### Exercise objective
Print the lines below word for word, starting with the first one and going on through the line that contains "y-tick-label: -1.0 [30, 318, 51, 332]".

### Data lines
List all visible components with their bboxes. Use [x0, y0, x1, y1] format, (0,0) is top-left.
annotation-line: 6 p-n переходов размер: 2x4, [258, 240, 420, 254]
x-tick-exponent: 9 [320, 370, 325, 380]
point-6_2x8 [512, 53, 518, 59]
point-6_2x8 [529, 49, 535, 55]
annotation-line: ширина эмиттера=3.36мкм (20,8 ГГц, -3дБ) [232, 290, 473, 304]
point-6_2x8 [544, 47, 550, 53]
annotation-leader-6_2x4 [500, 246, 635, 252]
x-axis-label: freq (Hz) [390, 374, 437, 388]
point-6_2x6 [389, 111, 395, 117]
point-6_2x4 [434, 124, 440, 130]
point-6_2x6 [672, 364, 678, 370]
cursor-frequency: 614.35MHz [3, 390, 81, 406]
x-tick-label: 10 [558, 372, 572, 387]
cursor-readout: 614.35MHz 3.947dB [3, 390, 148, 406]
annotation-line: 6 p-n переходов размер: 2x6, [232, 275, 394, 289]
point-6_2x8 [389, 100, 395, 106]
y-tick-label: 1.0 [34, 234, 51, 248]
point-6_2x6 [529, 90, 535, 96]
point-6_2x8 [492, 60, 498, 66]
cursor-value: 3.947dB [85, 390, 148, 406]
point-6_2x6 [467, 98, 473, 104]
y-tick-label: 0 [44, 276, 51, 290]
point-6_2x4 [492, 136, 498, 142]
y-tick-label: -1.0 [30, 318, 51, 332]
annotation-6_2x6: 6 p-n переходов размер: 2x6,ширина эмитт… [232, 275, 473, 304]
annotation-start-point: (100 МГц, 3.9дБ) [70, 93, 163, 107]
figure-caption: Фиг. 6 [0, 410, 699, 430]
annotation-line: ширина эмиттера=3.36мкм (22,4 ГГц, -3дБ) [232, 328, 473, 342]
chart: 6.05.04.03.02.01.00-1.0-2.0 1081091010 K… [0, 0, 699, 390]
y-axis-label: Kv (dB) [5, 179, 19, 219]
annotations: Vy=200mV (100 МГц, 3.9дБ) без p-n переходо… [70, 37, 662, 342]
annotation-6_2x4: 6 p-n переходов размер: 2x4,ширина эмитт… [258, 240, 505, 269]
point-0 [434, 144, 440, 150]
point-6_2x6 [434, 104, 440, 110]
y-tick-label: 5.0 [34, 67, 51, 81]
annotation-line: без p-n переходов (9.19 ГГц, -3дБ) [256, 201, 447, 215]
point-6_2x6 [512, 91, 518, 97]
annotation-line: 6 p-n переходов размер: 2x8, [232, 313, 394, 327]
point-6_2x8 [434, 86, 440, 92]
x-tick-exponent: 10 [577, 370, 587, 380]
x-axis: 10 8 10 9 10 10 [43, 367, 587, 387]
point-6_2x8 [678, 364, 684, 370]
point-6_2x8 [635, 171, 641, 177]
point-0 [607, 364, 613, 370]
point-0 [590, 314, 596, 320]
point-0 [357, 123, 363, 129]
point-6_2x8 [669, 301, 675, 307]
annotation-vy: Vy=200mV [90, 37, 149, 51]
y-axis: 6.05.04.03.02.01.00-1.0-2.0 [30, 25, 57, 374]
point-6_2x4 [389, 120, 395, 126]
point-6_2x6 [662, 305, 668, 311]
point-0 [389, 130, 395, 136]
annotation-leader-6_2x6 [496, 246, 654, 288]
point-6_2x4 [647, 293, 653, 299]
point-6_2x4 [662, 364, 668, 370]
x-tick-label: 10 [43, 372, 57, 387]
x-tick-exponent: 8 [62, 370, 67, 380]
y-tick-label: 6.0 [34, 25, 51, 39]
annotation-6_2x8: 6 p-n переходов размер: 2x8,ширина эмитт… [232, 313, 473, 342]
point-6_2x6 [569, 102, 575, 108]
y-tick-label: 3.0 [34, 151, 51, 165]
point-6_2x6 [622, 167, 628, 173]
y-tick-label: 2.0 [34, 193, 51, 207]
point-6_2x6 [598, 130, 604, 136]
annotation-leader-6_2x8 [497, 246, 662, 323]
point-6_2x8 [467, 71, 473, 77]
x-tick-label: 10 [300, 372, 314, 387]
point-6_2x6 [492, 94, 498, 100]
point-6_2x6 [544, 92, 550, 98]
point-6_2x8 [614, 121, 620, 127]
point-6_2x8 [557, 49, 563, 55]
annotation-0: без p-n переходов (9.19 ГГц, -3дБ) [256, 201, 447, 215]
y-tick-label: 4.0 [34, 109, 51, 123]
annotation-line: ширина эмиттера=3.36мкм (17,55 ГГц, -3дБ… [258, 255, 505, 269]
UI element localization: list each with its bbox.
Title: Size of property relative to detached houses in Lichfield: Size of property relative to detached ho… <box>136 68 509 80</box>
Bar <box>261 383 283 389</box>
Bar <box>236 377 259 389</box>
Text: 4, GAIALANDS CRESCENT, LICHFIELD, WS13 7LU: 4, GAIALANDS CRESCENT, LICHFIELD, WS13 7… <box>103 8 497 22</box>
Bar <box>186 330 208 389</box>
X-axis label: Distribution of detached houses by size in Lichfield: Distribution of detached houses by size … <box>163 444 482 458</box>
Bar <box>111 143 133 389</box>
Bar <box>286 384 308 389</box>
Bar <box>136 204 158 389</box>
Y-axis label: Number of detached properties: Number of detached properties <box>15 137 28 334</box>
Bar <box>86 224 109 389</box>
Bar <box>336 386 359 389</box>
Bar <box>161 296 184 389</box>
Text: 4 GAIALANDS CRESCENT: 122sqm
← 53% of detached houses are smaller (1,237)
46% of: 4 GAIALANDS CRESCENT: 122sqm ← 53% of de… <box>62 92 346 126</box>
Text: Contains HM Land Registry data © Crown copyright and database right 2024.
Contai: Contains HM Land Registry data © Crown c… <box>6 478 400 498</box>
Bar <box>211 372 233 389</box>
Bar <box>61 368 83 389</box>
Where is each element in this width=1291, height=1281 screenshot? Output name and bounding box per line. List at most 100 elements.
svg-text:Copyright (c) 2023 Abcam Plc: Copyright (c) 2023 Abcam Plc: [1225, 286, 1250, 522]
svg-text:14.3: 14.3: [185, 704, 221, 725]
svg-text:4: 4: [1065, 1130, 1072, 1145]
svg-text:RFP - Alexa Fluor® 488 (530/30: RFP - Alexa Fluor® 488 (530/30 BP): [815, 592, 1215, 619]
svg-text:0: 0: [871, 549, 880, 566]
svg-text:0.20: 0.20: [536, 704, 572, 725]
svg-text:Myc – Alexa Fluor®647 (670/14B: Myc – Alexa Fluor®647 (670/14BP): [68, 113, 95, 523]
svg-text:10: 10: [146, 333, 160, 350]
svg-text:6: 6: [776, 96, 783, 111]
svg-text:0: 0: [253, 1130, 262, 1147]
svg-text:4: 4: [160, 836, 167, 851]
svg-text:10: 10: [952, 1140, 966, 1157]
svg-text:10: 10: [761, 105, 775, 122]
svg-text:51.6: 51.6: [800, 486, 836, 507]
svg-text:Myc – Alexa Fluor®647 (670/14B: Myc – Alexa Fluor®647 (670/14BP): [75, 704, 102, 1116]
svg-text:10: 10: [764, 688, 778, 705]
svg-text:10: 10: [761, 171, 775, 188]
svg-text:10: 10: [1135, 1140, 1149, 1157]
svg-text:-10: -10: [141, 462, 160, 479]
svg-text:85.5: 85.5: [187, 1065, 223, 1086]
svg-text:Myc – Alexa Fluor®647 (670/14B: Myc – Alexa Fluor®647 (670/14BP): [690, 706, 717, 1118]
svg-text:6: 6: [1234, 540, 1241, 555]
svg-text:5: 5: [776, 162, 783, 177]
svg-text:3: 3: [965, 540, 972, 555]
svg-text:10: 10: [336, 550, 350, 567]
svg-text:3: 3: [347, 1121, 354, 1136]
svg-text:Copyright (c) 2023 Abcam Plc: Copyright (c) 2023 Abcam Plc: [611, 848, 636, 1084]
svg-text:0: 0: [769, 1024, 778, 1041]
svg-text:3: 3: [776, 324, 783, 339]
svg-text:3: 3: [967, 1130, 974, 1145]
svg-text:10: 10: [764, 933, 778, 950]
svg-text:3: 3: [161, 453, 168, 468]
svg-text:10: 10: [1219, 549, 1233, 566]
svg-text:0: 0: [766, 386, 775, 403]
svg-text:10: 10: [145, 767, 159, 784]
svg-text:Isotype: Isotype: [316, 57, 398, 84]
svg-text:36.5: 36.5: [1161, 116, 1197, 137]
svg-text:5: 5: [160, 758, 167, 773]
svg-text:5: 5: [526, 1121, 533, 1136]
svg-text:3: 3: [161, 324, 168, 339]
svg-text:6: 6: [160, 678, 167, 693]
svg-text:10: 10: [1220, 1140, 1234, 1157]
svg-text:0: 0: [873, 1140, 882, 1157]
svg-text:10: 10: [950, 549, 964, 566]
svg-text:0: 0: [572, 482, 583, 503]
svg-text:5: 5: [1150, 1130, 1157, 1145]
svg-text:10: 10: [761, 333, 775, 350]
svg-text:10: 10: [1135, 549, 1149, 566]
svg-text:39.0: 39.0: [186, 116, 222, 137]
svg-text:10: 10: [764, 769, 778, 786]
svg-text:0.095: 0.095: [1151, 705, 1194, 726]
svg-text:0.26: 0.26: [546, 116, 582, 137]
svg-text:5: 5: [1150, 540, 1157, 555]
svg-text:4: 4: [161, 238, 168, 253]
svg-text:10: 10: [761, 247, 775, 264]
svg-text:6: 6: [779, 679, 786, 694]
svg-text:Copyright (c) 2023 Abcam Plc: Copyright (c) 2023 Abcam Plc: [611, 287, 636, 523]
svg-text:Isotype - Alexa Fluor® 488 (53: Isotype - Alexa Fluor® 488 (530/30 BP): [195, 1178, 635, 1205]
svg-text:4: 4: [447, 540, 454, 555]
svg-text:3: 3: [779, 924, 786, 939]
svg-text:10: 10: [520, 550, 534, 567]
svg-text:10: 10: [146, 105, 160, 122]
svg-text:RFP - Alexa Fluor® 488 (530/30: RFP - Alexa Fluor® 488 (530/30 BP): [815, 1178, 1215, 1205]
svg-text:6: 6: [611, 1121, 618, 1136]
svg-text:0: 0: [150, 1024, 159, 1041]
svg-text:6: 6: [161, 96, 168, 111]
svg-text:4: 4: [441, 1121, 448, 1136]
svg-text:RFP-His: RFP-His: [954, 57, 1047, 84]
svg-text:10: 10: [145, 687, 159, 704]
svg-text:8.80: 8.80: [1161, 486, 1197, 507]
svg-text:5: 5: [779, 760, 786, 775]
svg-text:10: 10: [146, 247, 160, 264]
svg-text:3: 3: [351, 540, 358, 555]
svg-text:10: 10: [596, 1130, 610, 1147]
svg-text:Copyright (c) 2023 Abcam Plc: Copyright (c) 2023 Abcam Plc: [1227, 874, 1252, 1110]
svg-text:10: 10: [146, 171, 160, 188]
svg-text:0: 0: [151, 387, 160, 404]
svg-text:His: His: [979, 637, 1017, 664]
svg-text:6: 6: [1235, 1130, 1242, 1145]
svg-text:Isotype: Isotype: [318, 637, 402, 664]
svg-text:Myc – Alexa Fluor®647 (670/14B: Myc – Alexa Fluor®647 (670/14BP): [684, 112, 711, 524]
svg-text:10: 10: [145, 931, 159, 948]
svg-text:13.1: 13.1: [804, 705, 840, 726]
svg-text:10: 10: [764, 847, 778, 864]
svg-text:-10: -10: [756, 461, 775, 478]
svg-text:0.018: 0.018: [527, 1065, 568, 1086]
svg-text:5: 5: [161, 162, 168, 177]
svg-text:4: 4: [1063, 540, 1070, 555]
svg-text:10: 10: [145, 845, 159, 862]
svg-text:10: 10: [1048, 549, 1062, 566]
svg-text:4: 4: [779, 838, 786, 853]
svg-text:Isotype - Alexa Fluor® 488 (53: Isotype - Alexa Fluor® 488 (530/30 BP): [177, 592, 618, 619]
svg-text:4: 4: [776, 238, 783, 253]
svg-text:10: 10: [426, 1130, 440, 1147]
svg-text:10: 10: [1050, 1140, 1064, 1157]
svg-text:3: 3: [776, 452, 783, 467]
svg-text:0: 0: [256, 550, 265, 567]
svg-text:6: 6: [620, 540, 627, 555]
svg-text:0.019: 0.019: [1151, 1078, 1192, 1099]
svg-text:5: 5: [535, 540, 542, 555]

### Task output
List all visible components with their bboxes. Use [x0, y0, x1, y1] format, (0,0) is top-left.
annotation-line: 6 p-n переходов размер: 2x4, [258, 240, 420, 254]
x-tick-exponent: 9 [320, 370, 325, 380]
point-6_2x8 [512, 53, 518, 59]
point-6_2x8 [529, 49, 535, 55]
annotation-line: ширина эмиттера=3.36мкм (20,8 ГГц, -3дБ) [232, 290, 473, 304]
point-6_2x8 [544, 47, 550, 53]
annotation-leader-6_2x4 [500, 246, 635, 252]
x-axis-label: freq (Hz) [390, 374, 437, 388]
point-6_2x6 [389, 111, 395, 117]
point-6_2x4 [434, 124, 440, 130]
point-6_2x6 [672, 364, 678, 370]
cursor-frequency: 614.35MHz [3, 390, 81, 406]
x-tick-label: 10 [558, 372, 572, 387]
cursor-readout: 614.35MHz 3.947dB [3, 390, 148, 406]
annotation-line: 6 p-n переходов размер: 2x6, [232, 275, 394, 289]
point-6_2x8 [389, 100, 395, 106]
y-tick-label: 1.0 [34, 234, 51, 248]
point-6_2x6 [529, 90, 535, 96]
point-6_2x8 [492, 60, 498, 66]
cursor-value: 3.947dB [85, 390, 148, 406]
point-6_2x6 [467, 98, 473, 104]
y-tick-label: 0 [44, 276, 51, 290]
point-6_2x4 [492, 136, 498, 142]
y-tick-label: -1.0 [30, 318, 51, 332]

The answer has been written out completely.